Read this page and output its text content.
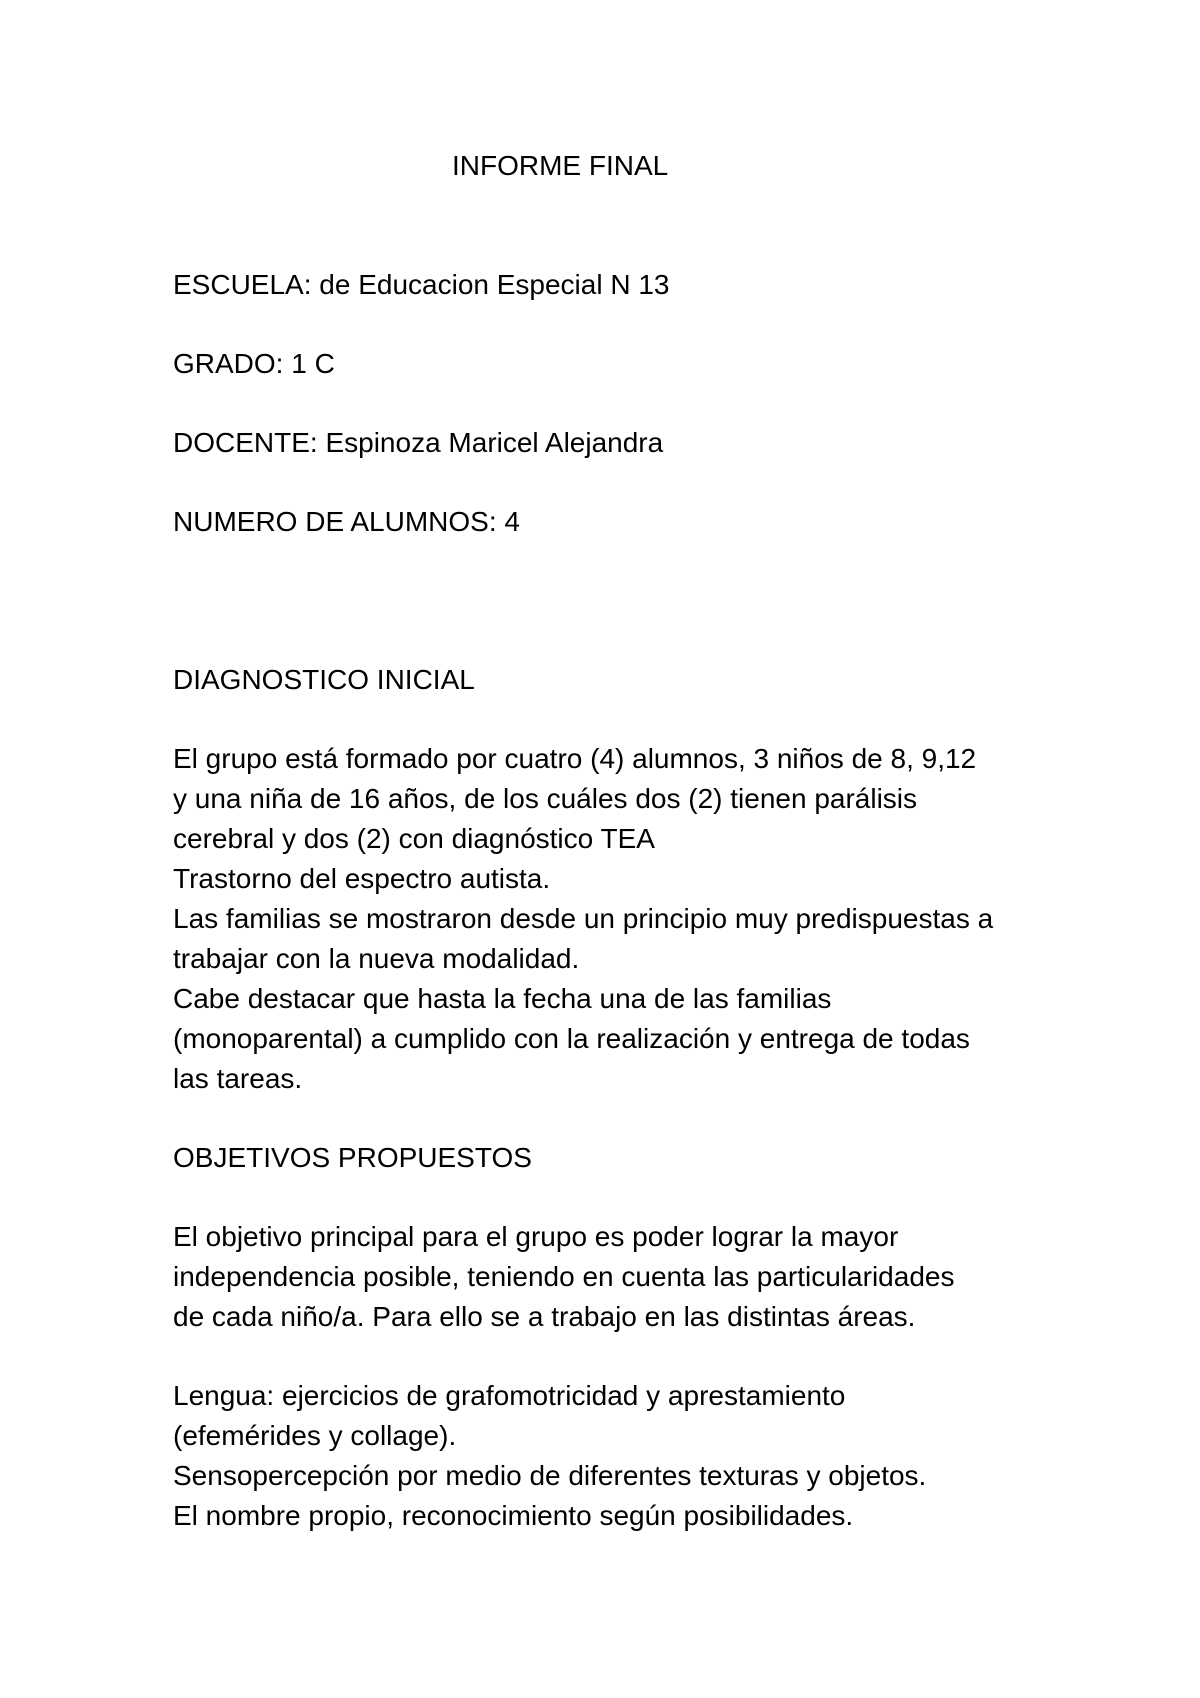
INFORME FINAL
ESCUELA: de Educacion Especial N 13
GRADO: 1 C
DOCENTE: Espinoza Maricel Alejandra
NUMERO DE ALUMNOS: 4
DIAGNOSTICO INICIAL
El grupo está formado por cuatro (4) alumnos, 3 niños de 8, 9,12
y una niña de 16 años, de los cuáles dos (2) tienen parálisis
cerebral y dos (2) con diagnóstico TEA
Trastorno del espectro autista.
Las familias se mostraron desde un principio muy predispuestas a
trabajar con la nueva modalidad.
Cabe destacar que hasta la fecha una de las familias
(monoparental) a cumplido con la realización y entrega de todas
las tareas.
OBJETIVOS PROPUESTOS
El objetivo principal para el grupo es poder lograr la mayor
independencia posible, teniendo en cuenta las particularidades
de cada niño/a. Para ello se a trabajo en las distintas áreas.
Lengua: ejercicios de grafomotricidad y aprestamiento
(efemérides y collage).
Sensopercepción por medio de diferentes texturas y objetos.
El nombre propio, reconocimiento según posibilidades.
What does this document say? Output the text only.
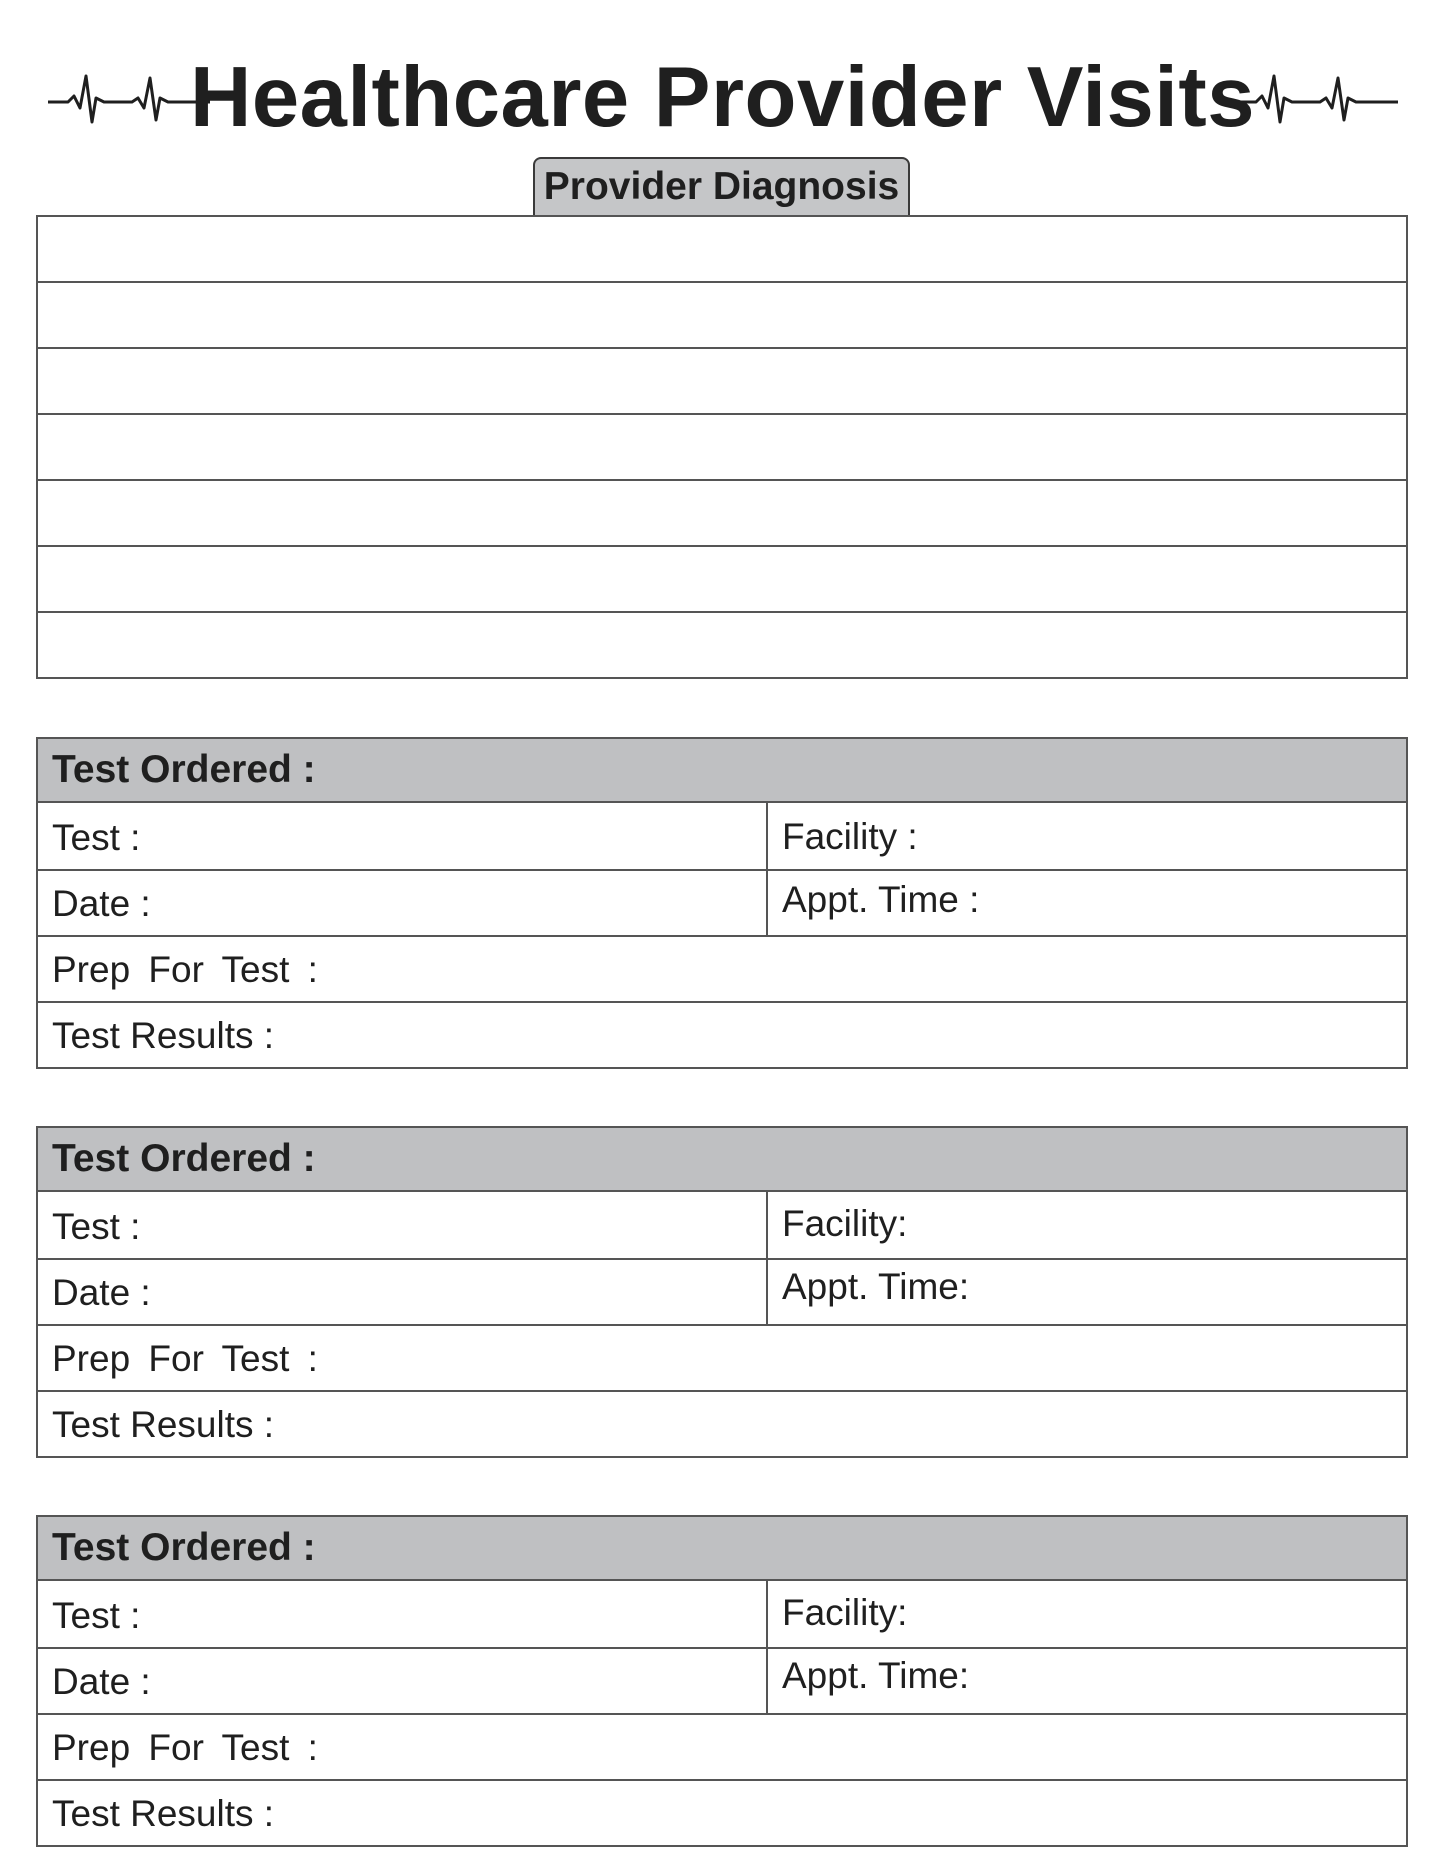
Healthcare Provider Visits
Provider Diagnosis
Test Ordered :
Test :	Facility :
Date :	Appt. Time :
Prep For Test :
Test Results :
Test Ordered :
Test :	Facility:
Date :	Appt. Time:
Prep For Test :
Test Results :
Test Ordered :
Test :	Facility:
Date :	Appt. Time:
Prep For Test :
Test Results :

§ Exercise objective
All of the data needs repeating exactly, but the pictures do not.

§ Result for this task
Read this page and output its text content.
INFORME FINAL
ESCUELA: de Educacion Especial N 13
GRADO: 1 C
DOCENTE: Espinoza Maricel Alejandra
NUMERO DE ALUMNOS: 4
DIAGNOSTICO INICIAL
El grupo está formado por cuatro (4) alumnos, 3 niños de 8, 9,12
y una niña de 16 años, de los cuáles dos (2) tienen parálisis
cerebral y dos (2) con diagnóstico TEA
Trastorno del espectro autista.
Las familias se mostraron desde un principio muy predispuestas a
trabajar con la nueva modalidad.
Cabe destacar que hasta la fecha una de las familias
(monoparental) a cumplido con la realización y entrega de todas
las tareas.
OBJETIVOS PROPUESTOS
El objetivo principal para el grupo es poder lograr la mayor
independencia posible, teniendo en cuenta las particularidades
de cada niño/a. Para ello se a trabajo en las distintas áreas.
Lengua: ejercicios de grafomotricidad y aprestamiento
(efemérides y collage).
Sensopercepción por medio de diferentes texturas y objetos.
El nombre propio, reconocimiento según posibilidades.
What does this document say? Output the text only.
Healthcare Provider Visits
Provider Diagnosis
Test Ordered :
Test :	Facility :
Date :	Appt. Time :
Prep For Test :
Test Results :
Test Ordered :
Test :	Facility:
Date :	Appt. Time:
Prep For Test :
Test Results :
Test Ordered :
Test :	Facility:
Date :	Appt. Time:
Prep For Test :
Test Results :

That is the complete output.